> **What the exercise asks**
Extract every line of the material that holds the string "from".

> **Data provided**
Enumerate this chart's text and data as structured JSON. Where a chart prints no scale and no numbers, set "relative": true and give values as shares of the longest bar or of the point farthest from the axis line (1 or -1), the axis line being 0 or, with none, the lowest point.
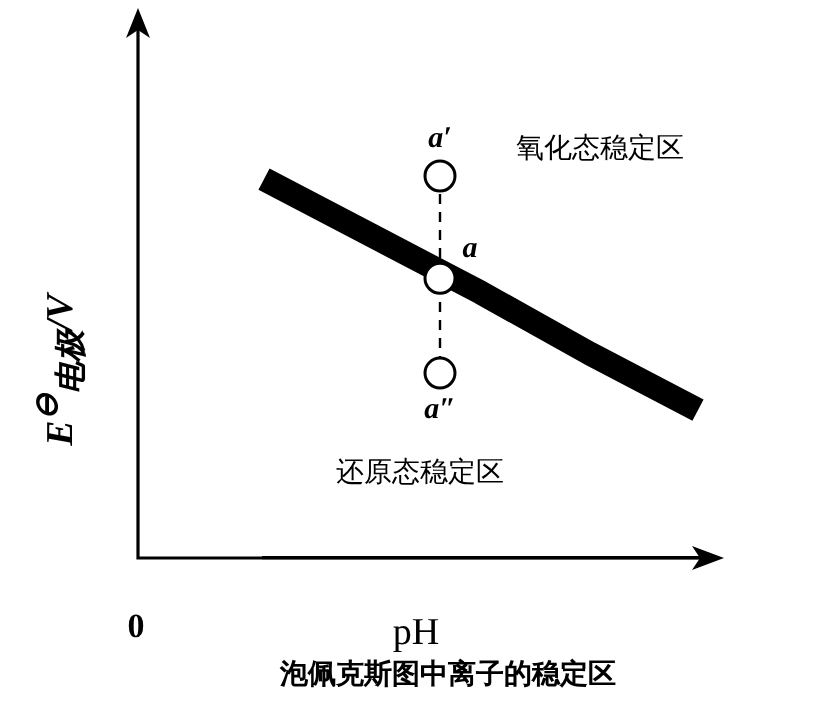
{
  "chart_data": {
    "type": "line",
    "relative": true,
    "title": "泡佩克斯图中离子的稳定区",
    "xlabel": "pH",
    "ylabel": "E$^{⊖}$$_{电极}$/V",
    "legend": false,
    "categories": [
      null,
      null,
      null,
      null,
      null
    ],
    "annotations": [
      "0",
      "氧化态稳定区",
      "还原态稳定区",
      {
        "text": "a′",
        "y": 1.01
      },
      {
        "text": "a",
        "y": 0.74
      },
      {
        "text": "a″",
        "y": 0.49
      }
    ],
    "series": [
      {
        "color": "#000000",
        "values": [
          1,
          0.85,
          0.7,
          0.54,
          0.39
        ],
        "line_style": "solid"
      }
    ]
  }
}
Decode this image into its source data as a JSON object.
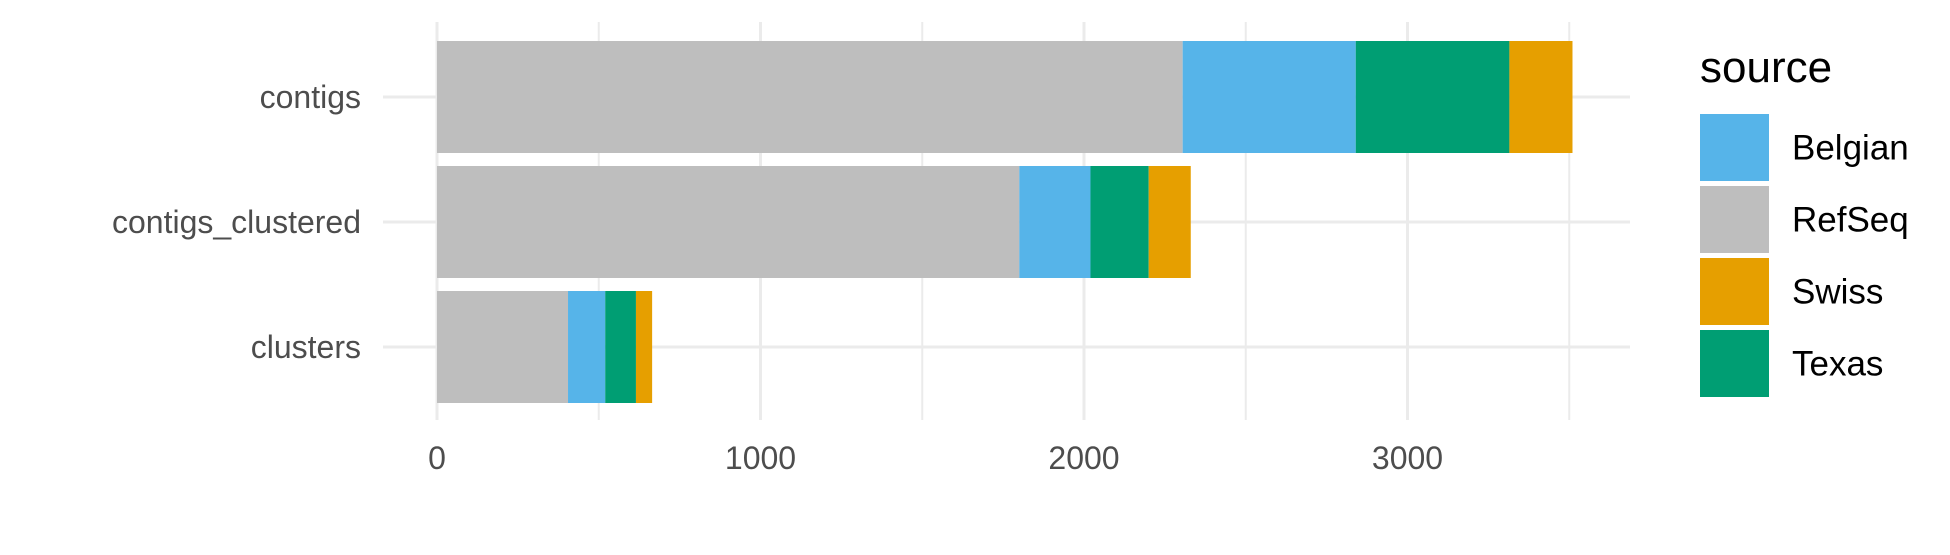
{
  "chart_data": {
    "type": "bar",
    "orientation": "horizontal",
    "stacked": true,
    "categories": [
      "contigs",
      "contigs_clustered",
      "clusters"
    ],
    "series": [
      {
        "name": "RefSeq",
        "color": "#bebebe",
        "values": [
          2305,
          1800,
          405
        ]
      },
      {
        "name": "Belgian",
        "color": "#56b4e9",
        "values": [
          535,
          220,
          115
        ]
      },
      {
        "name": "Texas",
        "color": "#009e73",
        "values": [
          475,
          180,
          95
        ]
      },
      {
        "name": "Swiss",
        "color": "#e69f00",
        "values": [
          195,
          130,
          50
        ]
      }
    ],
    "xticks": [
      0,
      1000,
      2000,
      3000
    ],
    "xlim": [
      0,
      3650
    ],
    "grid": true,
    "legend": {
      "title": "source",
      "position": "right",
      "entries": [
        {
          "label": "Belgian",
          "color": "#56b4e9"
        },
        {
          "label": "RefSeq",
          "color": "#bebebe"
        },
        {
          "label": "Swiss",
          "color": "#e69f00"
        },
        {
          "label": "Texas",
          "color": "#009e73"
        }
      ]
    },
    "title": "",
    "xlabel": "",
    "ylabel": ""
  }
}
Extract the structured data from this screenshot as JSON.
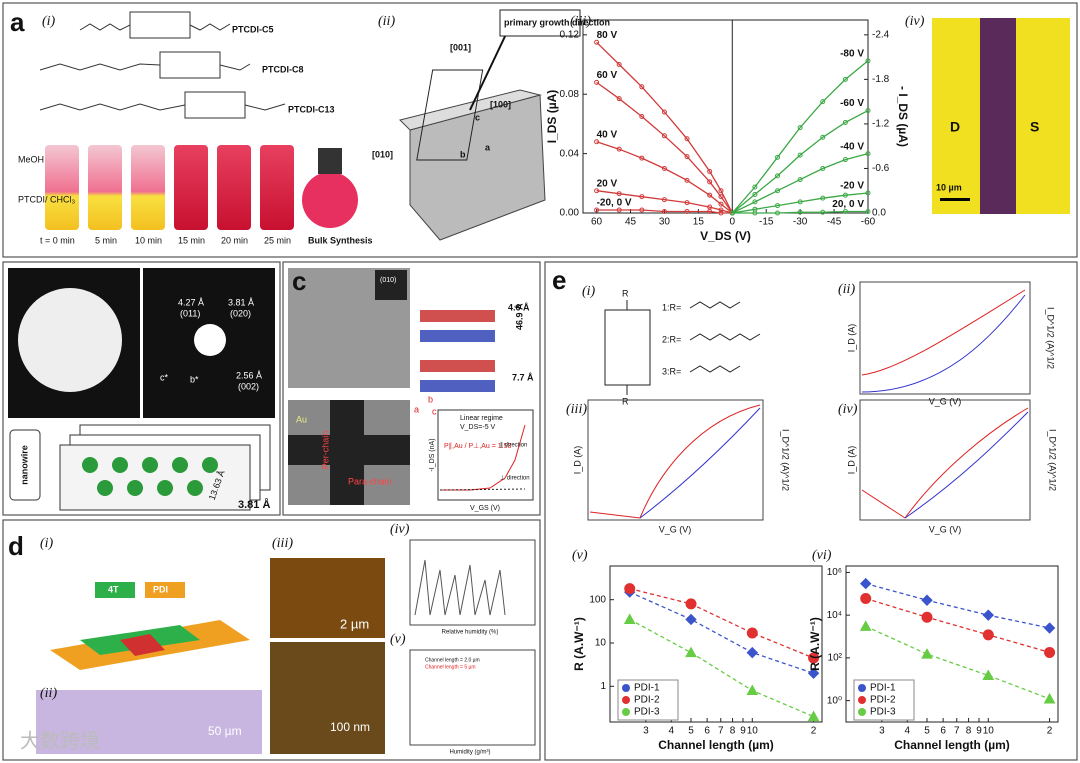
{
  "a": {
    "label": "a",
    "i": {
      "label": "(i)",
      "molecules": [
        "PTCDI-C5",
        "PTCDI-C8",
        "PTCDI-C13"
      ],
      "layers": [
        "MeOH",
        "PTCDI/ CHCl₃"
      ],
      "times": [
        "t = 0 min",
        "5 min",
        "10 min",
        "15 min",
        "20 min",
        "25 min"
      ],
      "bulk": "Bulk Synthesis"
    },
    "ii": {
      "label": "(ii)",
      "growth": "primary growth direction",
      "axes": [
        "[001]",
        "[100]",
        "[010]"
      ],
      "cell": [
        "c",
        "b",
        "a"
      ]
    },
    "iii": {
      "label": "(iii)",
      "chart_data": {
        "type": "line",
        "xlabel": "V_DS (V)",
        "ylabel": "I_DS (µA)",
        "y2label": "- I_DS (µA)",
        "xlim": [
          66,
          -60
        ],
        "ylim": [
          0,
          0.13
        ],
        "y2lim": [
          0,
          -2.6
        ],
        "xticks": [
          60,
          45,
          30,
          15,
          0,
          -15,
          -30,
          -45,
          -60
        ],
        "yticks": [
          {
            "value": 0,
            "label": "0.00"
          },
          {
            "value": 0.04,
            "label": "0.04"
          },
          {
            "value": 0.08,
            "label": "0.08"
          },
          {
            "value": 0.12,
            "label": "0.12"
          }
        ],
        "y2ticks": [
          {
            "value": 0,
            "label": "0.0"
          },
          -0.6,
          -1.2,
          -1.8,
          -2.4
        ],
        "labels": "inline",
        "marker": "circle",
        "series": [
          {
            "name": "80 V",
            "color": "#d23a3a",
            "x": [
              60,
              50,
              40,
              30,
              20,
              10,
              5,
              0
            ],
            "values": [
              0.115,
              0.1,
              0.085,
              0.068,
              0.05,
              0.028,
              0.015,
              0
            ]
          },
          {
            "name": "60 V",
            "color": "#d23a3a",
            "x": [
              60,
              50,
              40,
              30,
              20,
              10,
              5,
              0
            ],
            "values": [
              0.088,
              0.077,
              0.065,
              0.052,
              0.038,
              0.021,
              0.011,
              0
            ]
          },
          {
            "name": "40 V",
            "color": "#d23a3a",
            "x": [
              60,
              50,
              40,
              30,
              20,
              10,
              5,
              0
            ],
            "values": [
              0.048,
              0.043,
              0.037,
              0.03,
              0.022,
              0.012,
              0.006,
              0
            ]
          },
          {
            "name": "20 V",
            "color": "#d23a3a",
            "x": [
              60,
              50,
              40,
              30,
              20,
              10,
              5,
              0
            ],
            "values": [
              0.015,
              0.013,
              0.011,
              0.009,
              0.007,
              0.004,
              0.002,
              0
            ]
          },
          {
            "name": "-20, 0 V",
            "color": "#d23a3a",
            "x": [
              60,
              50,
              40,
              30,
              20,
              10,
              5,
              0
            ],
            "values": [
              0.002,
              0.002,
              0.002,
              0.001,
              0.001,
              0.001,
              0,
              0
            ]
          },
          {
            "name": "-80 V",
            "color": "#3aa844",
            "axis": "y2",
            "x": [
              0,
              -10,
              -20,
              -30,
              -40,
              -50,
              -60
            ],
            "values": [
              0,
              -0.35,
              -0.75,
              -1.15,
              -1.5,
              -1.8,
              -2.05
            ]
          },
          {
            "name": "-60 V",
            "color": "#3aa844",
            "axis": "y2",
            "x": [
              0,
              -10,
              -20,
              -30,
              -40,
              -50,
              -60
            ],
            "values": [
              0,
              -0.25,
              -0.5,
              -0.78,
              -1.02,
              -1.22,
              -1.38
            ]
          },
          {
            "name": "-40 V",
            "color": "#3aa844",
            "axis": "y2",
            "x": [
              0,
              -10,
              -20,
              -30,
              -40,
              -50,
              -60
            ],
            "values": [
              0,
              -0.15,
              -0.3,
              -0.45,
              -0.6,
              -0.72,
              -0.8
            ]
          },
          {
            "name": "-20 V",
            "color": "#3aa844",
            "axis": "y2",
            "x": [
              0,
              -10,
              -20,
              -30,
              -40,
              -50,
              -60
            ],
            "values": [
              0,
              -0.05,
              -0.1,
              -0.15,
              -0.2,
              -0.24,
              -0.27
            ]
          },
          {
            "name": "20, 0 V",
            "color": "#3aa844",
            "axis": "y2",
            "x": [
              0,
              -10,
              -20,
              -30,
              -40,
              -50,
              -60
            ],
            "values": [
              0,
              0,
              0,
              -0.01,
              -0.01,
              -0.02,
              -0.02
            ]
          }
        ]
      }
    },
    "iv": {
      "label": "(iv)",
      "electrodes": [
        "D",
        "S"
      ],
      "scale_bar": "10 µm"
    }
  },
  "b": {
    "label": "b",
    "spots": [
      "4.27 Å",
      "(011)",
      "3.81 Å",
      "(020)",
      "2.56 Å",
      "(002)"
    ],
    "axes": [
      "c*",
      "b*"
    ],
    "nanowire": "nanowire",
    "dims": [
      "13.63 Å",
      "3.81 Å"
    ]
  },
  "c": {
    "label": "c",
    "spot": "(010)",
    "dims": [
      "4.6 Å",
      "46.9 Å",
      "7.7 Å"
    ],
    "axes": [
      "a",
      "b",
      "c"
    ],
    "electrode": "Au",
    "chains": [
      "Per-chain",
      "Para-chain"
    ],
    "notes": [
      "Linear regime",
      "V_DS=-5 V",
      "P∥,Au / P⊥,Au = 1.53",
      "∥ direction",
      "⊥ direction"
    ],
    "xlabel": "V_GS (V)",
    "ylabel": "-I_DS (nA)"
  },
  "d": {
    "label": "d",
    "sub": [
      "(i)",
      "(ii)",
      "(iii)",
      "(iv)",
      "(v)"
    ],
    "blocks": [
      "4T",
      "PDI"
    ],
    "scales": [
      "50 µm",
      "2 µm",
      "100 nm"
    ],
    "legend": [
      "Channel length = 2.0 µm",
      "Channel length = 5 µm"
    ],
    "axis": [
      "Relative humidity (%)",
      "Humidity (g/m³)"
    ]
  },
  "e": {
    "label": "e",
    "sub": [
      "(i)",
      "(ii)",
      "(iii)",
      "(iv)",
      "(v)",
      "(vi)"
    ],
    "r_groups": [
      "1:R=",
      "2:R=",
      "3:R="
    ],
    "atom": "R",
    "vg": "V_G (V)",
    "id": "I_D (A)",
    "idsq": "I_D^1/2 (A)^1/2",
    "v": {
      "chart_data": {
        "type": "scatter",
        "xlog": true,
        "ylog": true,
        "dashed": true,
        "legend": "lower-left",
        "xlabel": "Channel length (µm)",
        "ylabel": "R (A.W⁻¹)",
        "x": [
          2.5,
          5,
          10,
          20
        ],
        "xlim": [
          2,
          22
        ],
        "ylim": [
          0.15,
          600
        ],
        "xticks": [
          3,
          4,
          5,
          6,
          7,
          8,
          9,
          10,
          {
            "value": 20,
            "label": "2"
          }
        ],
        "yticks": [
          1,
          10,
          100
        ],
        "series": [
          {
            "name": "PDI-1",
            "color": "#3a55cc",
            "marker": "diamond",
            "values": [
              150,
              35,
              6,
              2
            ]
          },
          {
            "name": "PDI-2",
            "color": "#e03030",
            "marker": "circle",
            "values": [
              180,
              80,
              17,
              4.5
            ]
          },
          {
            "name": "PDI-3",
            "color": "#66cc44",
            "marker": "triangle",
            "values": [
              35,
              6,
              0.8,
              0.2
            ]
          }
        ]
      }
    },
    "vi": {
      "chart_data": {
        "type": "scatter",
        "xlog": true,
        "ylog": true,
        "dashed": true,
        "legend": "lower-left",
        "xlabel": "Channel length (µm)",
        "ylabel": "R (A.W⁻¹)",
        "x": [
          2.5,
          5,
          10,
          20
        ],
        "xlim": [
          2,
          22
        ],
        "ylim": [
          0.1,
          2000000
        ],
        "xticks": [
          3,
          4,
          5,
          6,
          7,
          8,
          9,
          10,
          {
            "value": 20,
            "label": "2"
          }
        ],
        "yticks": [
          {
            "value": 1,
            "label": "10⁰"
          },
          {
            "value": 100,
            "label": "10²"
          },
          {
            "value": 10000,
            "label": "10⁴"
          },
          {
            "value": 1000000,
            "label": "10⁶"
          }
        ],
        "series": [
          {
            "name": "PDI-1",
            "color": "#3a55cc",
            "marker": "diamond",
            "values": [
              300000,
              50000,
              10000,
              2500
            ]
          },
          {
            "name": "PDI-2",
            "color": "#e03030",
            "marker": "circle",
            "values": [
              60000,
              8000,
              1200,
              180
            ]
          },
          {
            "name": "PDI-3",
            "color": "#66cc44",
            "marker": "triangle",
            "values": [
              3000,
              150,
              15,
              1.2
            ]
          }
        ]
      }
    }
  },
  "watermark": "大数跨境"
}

> **The solution**
Enumerate this chart's text and data as structured JSON. Where a chart prints no scale and no numbers, set "relative": true and give values as shares of the longest bar or of the point farthest from the axis line (1 or -1), the axis line being 0 or, with none, the lowest point.
Extract the structured data from this screenshot as JSON.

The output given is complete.